[Data listing]
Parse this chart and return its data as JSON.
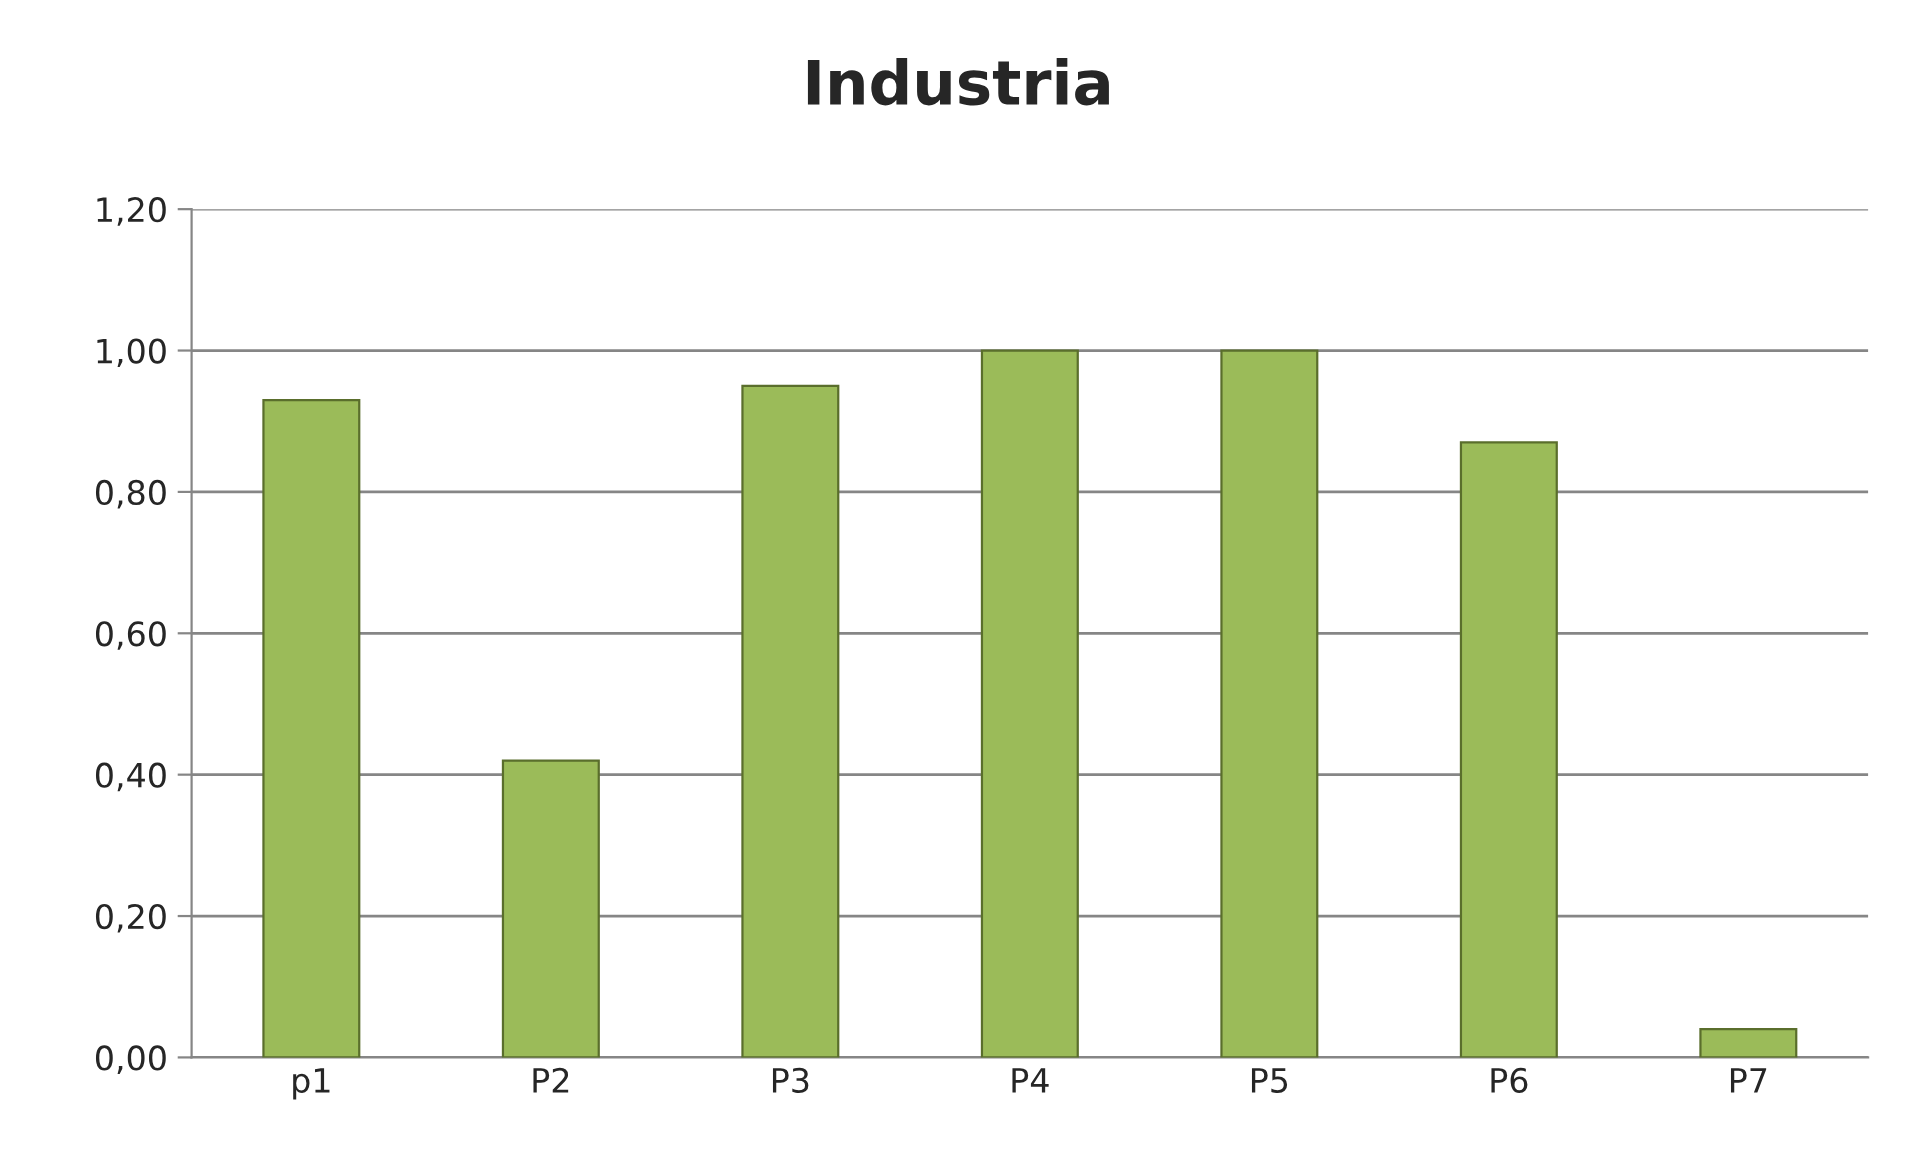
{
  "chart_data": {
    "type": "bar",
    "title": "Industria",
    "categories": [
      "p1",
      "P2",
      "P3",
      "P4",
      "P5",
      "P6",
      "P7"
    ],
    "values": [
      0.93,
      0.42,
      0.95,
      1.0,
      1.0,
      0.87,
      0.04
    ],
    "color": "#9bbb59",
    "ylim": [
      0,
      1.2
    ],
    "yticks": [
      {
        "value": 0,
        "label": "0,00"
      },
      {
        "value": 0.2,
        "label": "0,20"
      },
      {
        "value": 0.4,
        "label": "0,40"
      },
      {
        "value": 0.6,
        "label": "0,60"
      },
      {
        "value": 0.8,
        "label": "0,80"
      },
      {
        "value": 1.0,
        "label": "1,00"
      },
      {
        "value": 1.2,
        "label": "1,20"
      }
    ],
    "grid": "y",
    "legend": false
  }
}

...

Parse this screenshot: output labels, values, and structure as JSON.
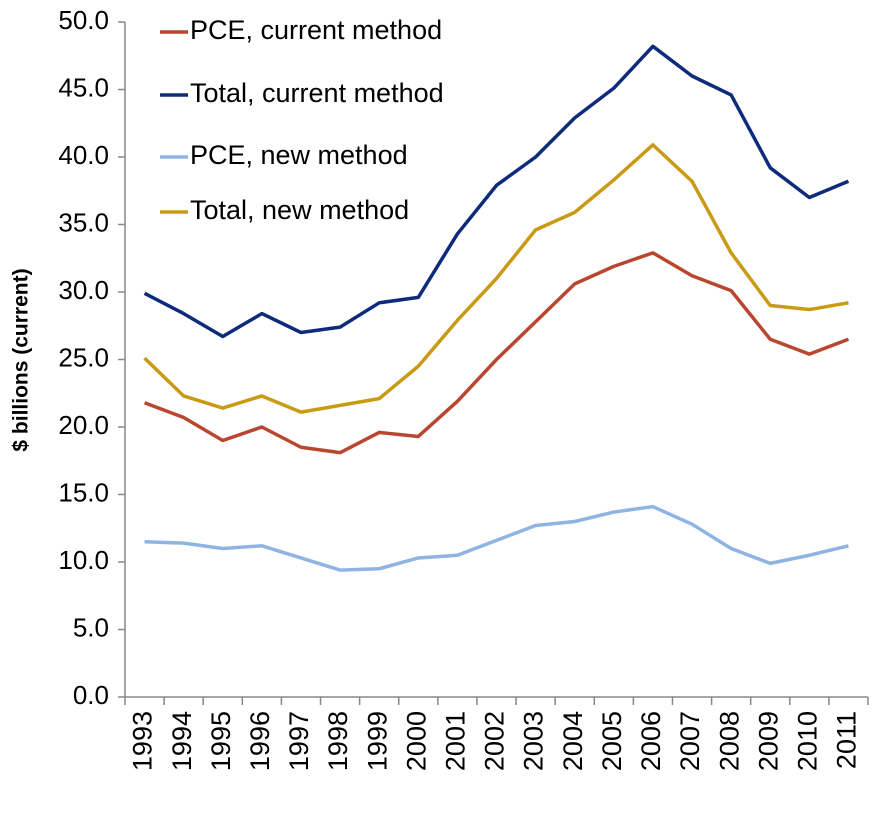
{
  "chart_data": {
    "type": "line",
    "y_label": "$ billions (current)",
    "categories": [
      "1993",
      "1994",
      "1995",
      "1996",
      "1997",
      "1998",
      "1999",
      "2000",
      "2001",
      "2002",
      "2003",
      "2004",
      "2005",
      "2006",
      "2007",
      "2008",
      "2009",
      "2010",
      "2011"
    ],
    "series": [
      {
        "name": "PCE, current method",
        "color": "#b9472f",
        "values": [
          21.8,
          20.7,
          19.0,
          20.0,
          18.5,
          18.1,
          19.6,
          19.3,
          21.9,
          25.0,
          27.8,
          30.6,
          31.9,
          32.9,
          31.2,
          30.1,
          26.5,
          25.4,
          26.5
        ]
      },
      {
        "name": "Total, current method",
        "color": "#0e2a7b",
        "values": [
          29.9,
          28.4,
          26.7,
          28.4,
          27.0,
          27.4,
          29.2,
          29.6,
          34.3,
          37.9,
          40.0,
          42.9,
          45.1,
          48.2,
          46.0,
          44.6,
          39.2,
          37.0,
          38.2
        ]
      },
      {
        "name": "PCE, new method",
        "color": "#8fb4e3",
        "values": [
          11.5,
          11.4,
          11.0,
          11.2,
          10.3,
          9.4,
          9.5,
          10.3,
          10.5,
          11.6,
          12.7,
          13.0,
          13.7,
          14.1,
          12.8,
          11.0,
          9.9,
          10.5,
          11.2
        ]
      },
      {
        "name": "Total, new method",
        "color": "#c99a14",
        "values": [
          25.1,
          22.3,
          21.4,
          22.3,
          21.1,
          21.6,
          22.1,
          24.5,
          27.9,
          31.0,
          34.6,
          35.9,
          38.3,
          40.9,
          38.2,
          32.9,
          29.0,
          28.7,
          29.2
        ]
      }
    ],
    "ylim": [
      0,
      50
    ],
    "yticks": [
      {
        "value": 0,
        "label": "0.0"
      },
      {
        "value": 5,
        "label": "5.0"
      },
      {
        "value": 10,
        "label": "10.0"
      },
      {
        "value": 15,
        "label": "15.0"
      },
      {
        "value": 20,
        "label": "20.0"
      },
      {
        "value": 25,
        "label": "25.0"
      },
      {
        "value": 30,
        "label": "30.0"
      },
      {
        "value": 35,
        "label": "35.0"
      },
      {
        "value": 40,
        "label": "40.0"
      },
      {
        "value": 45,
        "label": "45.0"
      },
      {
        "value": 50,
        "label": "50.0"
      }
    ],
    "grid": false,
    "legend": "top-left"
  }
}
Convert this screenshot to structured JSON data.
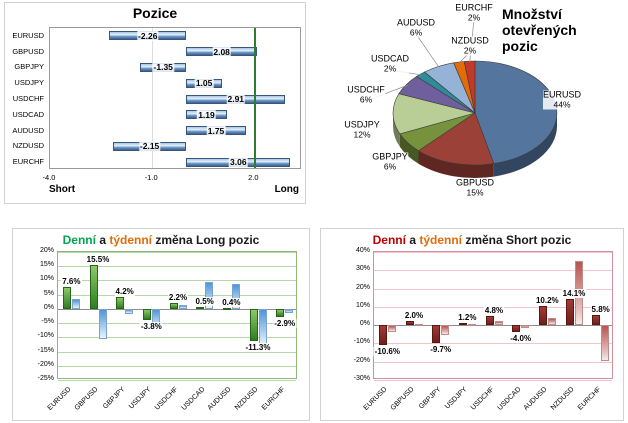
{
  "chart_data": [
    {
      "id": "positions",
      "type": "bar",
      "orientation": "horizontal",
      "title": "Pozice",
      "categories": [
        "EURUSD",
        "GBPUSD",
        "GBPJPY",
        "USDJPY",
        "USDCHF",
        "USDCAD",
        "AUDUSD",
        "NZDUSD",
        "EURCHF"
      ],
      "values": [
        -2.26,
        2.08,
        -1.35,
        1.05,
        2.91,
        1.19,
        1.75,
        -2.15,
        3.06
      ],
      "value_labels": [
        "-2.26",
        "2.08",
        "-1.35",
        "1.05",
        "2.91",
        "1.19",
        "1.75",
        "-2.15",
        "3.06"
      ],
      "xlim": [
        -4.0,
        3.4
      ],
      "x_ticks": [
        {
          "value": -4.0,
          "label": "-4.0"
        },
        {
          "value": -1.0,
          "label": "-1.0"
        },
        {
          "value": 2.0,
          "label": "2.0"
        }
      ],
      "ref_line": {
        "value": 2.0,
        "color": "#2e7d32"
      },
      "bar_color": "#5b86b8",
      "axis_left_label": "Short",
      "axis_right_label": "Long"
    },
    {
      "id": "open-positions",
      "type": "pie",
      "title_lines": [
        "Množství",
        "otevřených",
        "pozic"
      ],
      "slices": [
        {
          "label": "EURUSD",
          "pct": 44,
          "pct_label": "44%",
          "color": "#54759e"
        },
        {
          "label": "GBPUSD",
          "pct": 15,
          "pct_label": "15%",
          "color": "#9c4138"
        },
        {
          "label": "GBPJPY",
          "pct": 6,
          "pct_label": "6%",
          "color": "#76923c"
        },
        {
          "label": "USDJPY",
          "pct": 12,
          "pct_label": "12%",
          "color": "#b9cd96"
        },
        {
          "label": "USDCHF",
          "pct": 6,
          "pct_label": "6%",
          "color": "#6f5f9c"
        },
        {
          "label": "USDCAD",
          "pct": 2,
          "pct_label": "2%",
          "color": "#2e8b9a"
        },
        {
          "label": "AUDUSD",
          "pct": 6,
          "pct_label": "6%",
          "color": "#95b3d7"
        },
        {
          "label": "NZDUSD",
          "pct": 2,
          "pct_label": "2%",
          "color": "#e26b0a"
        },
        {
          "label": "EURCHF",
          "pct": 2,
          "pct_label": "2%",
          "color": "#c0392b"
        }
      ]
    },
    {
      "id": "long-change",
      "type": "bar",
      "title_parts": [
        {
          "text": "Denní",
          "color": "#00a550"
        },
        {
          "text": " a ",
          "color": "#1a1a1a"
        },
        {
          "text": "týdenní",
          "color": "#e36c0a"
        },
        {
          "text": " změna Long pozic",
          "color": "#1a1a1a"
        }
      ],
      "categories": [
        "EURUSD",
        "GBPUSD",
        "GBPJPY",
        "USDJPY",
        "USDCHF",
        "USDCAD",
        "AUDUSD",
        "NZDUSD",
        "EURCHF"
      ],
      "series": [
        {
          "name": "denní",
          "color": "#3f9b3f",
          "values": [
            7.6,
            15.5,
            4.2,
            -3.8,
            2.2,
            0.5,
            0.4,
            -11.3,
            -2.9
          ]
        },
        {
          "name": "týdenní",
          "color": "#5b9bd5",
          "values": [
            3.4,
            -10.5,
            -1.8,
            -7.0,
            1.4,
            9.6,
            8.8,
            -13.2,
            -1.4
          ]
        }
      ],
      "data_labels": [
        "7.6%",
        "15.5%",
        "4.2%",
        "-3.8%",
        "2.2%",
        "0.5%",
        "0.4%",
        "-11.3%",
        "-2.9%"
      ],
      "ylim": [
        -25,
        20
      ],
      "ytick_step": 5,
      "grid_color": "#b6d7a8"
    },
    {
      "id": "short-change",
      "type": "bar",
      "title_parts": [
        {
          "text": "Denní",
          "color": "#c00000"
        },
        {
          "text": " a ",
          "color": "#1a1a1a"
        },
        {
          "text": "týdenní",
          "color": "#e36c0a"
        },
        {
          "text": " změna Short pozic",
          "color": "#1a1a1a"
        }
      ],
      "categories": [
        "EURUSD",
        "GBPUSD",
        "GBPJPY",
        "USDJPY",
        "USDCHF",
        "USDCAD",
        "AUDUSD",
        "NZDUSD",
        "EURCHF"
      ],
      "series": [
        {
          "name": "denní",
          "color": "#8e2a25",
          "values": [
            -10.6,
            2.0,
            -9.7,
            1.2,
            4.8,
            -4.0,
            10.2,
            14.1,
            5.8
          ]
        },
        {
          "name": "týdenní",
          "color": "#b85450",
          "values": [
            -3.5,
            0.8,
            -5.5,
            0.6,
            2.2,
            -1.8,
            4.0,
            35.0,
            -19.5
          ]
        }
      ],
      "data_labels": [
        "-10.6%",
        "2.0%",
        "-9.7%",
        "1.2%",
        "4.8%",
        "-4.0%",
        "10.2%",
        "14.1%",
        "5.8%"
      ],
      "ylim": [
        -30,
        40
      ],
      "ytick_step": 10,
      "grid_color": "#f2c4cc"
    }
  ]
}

● **Work to complete**: Scan the records above and report how many lines include the word "JSON", without any other text.

● **Task output**: 3